[Rows from a dataset]
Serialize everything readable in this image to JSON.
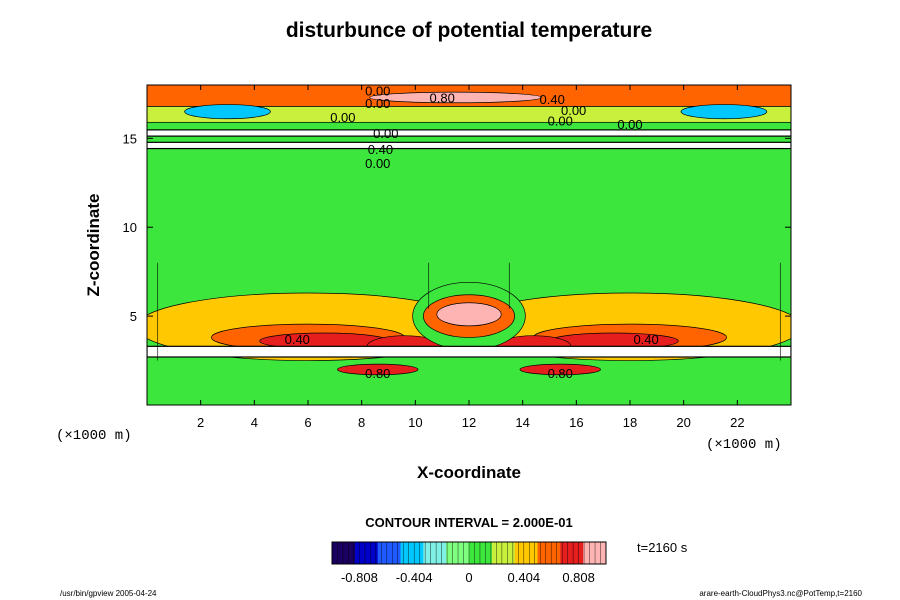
{
  "chart_data": {
    "type": "heatmap",
    "title": "disturbunce of potential temperature",
    "xlabel": "X-coordinate",
    "ylabel": "Z-coordinate",
    "x_unit": "(×1000 m)",
    "y_unit": "(×1000 m)",
    "xlim": [
      0,
      24
    ],
    "ylim": [
      0,
      18
    ],
    "x_ticks": [
      2,
      4,
      6,
      8,
      10,
      12,
      14,
      16,
      18,
      20,
      22
    ],
    "x_tick_labels": [
      "2",
      "4",
      "6",
      "8",
      "10",
      "12",
      "14",
      "16",
      "18",
      "20",
      "22"
    ],
    "y_ticks": [
      5,
      10,
      15
    ],
    "y_tick_labels": [
      "5",
      "10",
      "15"
    ],
    "contour_interval_label": "CONTOUR INTERVAL = 2.000E-01",
    "time_label": "t=2160 s",
    "colorbar": {
      "min": -1.01,
      "max": 1.01,
      "ticks": [
        -0.808,
        -0.404,
        0,
        0.404,
        0.808
      ],
      "tick_labels": [
        "-0.808",
        "-0.404",
        "0",
        "0.404",
        "0.808"
      ],
      "colors": [
        "#1a0060",
        "#0000c8",
        "#1e5aff",
        "#00c8ff",
        "#7ff0e6",
        "#7fff7f",
        "#3ce63c",
        "#c8f03c",
        "#ffc800",
        "#ff6400",
        "#e61e1e",
        "#ffb4b4"
      ]
    },
    "field_features": [
      {
        "name": "background",
        "value": 0.1
      },
      {
        "name": "central thermal (bubble)",
        "x": 12,
        "z": 5,
        "value": 0.85
      },
      {
        "name": "left warm lobe",
        "x": 6,
        "z": 3.8,
        "value": 0.55
      },
      {
        "name": "right warm lobe",
        "x": 18,
        "z": 3.8,
        "value": 0.55
      },
      {
        "name": "white band (saturated)",
        "z": 3.0,
        "value": 1.2
      },
      {
        "name": "lower white band",
        "z": 1.5,
        "value": 1.2
      },
      {
        "name": "white band aloft",
        "z": 14.6,
        "value": 1.2
      },
      {
        "name": "white band aloft",
        "z": 15.3,
        "value": 1.2
      },
      {
        "name": "upper layer",
        "z": 16.3,
        "value": 0.3
      },
      {
        "name": "top layer",
        "z": 17.3,
        "value": 0.6
      }
    ],
    "contour_labels": [
      {
        "text": "0.00",
        "x": 8.6,
        "z": 17.7
      },
      {
        "text": "0.00",
        "x": 8.6,
        "z": 17.0
      },
      {
        "text": "0.80",
        "x": 11.0,
        "z": 17.3
      },
      {
        "text": "0.40",
        "x": 15.1,
        "z": 17.2
      },
      {
        "text": "0.00",
        "x": 7.3,
        "z": 16.2
      },
      {
        "text": "0.00",
        "x": 15.9,
        "z": 16.6
      },
      {
        "text": "0.00",
        "x": 15.4,
        "z": 16.0
      },
      {
        "text": "0.00",
        "x": 18.0,
        "z": 15.8
      },
      {
        "text": "0.00",
        "x": 8.9,
        "z": 15.3
      },
      {
        "text": "0.40",
        "x": 8.7,
        "z": 14.4
      },
      {
        "text": "0.00",
        "x": 8.6,
        "z": 13.6
      },
      {
        "text": "0.40",
        "x": 5.6,
        "z": 3.7
      },
      {
        "text": "0.40",
        "x": 18.6,
        "z": 3.7
      },
      {
        "text": "0.80",
        "x": 8.6,
        "z": 1.8
      },
      {
        "text": "0.80",
        "x": 15.4,
        "z": 1.8
      }
    ]
  },
  "footer": {
    "left": "/usr/bin/gpview 2005-04-24",
    "right": "arare-earth-CloudPhys3.nc@PotTemp,t=2160"
  }
}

The request: Copy every line that contains the string "warm".

Response below:
        "name": "left warm lobe",
        "name": "right warm lobe",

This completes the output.